Directions:
Give the number of lines in the records below that include "should". Reply with that number alone.

Material shown:
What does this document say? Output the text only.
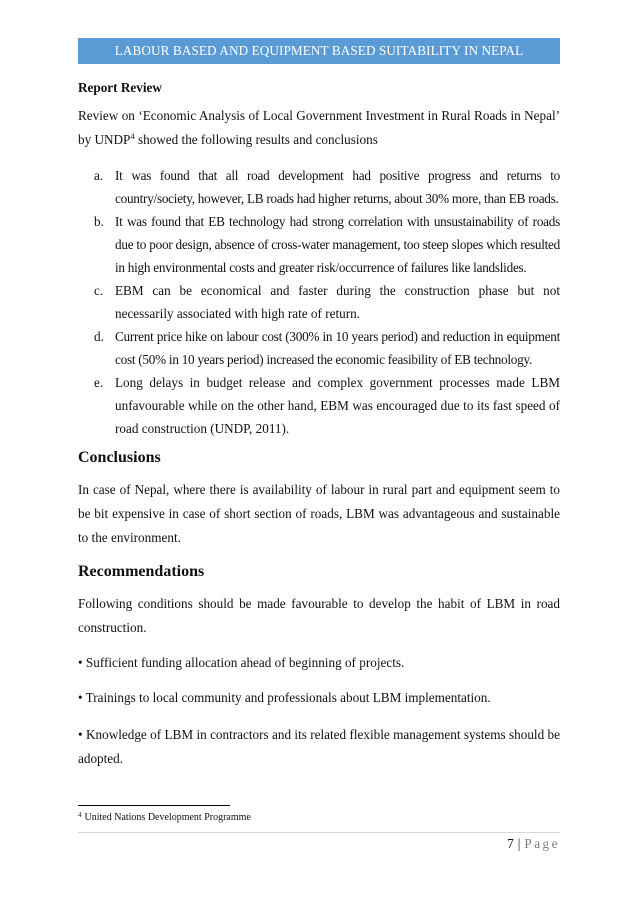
LABOUR BASED AND EQUIPMENT BASED SUITABILITY IN NEPAL
Report Review
Review on ‘Economic Analysis of Local Government Investment in Rural Roads in Nepal’ by UNDP$^4$ showed the following results and conclusions
a. It was found that all road development had positive progress and returns to country/society, however, LB roads had higher returns, about 30% more, than EB roads.
b. It was found that EB technology had strong correlation with unsustainability of roads due to poor design, absence of cross-water management, too steep slopes which resulted in high environmental costs and greater risk/occurrence of failures like landslides.
c. EBM can be economical and faster during the construction phase but not necessarily associated with high rate of return.
d. Current price hike on labour cost (300% in 10 years period) and reduction in equipment cost (50% in 10 years period) increased the economic feasibility of EB technology.
e. Long delays in budget release and complex government processes made LBM unfavourable while on the other hand, EBM was encouraged due to its fast speed of road construction (UNDP, 2011).
Conclusions
In case of Nepal, where there is availability of labour in rural part and equipment seem to be bit expensive in case of short section of roads, LBM was advantageous and sustainable to the environment.
Recommendations
Following conditions should be made favourable to develop the habit of LBM in road construction.
• Sufficient funding allocation ahead of beginning of projects.
• Trainings to local community and professionals about LBM implementation.
• Knowledge of LBM in contractors and its related flexible management systems should be adopted.
$^4$ United Nations Development Programme
7 | Page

Answer to the exercise:
2